- Texto fornecido:
====

É assim que morre o homem para que a obra possa viver. Morre a cada momento, em cada frase acabada, em todo ponto final. Em verdade, o escritor procurava, talvez inconscientemente, essa outra forma de vida, mais grave e profunda,
que principia na hora da morte e se prolonga no tempo através da interpretação dos
leitores. E neste sentido é que o livro pode ser uma aventura sempre renovada,
principalmente quando construído em profundidade e com uma janela aberta para o
futuro. Deu-lhe o autor um inquieto espírito de sonho, para repartir com algumas
criaturas escolhidas. Seu sentido interior nao pára nunca, nem se deixa deformar pela
interpretação parcial dos leitores. Cada palavra impressa esconde um espelho de mil
facetas, onde a nossa imagem pode multiplicar-se até a tortura dos indefiníveis.
A verdadeira história de um escritor, portanto, principia na hora da morte, e de
nós depende em grande parte a sua sobrevivência. Quando os olhos são ricos, até os
livros medíocres podem reviver, transfigurados. Onde começam, onde acabam os
recursos da simples fantasia a portas fechadas, quando os olhos se enfiam pelos olhos e o sonhador incorrigível que vive dentro de nós se diverte em passar a limpo o texto da criação, decretando uma nova ordem cósmica?
Por conhecer todos esses recursos da imaginação é que Machado de Assis
escreveu, num dos seus mil e um parênteses: Nada se emenda bem no livros confusos, mas tudo se pode meter nos livros omissos. Eu, quando leio algum desta outra casta, não me aflijo nunca. O que faço, em chegando ao fim, é cerrar os olhos e
evocar todas as cousas que não achei nele. Quantas idéias finas me acodem então! Que de reflexões profundas! Os rios, as montanhas, as igrejas que não vi nas folhas lidas, todos me aparecem agora com as suas águas, as suas árvores, os seus altares, e os generais sacam das espadas que tinham ficado na bainha, e os clarins soltam as notas que dormiam no metal, e tudo marcha com uma alma imprevista.2
Há um fundo permanente de verdade nessa caricatura do leitor ideal que é, em
essência, um colaborador, um segundo autor, a completar as sugestões do texto e a
encher de ressonância os brancos da página. O leitor nunca inventa, apenas descobre,
mas inserindo nessa descoberta a sua ressonância pessoal, consegue tocar nos limites da invenção. Neste sentido modesto, inventamos sempre o que descobrimos. E se não
houvesse em nós uma correspondência pronta a vibrar, uma receptividade capaz de
compreender e completar, como poderíamos descobrir alguma cousa?
Um dos grandes encantos da obra de Machado de Assis é a sua vaguidade sedutora que a todo momento solicita a colaboração direta do intérprete e parece coquetear com todos os leitores, para depois deixá-los, rendidos e logrados, do outro
lado da porta. Havia certamente em parte, nessa atitude, um enigmatismo voluntário,
uma faceirice de espírito problemático, a se comprazer na comédia da sua volubilidade
sem, no entretanto, conseguir iludir-se.

====

- Exercício:
Indique se cada afirmação abaixo está de acordo com o texto fornecido, respondendo sim ou não e transcrevendo fielmente as palavras do texto que decidem a questão. (a) O leitor nunca inventa, apenas descobre. (b) Livros medíocres jamais podem reviver. (c) A verdadeira história de um escritor começa na hora da sua morte.

====

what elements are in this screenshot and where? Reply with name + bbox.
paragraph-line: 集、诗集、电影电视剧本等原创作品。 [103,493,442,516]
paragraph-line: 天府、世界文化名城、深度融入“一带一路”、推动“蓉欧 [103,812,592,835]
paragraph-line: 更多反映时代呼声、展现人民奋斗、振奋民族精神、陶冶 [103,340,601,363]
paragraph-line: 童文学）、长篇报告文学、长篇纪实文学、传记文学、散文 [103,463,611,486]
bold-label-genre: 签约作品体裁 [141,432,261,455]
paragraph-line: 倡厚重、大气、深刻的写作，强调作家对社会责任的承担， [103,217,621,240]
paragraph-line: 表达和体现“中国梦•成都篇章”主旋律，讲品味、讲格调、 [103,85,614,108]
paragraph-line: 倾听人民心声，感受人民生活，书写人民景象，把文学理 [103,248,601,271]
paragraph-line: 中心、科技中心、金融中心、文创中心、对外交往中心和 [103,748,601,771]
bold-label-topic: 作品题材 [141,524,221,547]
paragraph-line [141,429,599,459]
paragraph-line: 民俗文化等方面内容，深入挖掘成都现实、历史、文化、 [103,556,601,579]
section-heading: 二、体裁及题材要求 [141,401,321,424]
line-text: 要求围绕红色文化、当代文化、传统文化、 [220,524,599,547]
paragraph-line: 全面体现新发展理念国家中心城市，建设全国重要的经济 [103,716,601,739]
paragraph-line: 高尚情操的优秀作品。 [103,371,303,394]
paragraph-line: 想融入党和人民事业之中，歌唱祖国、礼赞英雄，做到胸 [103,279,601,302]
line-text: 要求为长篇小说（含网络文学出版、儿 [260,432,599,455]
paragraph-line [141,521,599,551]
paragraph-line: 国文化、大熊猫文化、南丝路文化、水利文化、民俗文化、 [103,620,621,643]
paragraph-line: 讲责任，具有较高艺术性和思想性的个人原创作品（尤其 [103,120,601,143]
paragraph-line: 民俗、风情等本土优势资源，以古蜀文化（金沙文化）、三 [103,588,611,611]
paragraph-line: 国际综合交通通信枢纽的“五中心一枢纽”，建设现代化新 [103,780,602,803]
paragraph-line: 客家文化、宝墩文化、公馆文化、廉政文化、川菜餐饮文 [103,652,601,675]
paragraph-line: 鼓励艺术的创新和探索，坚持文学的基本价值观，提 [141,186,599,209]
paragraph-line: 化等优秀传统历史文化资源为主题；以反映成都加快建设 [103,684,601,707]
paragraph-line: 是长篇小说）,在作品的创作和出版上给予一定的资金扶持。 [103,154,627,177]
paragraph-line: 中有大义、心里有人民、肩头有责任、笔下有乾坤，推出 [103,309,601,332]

====

- Resposta:
(a) Sim: "O leitor nunca inventa, apenas descobre".
(b) Não: "Quando os olhos são ricos, até os livros medíocres podem reviver, transfigurados."
(c) Sim: "A verdadeira história de um escritor, portanto, principia na hora da morte".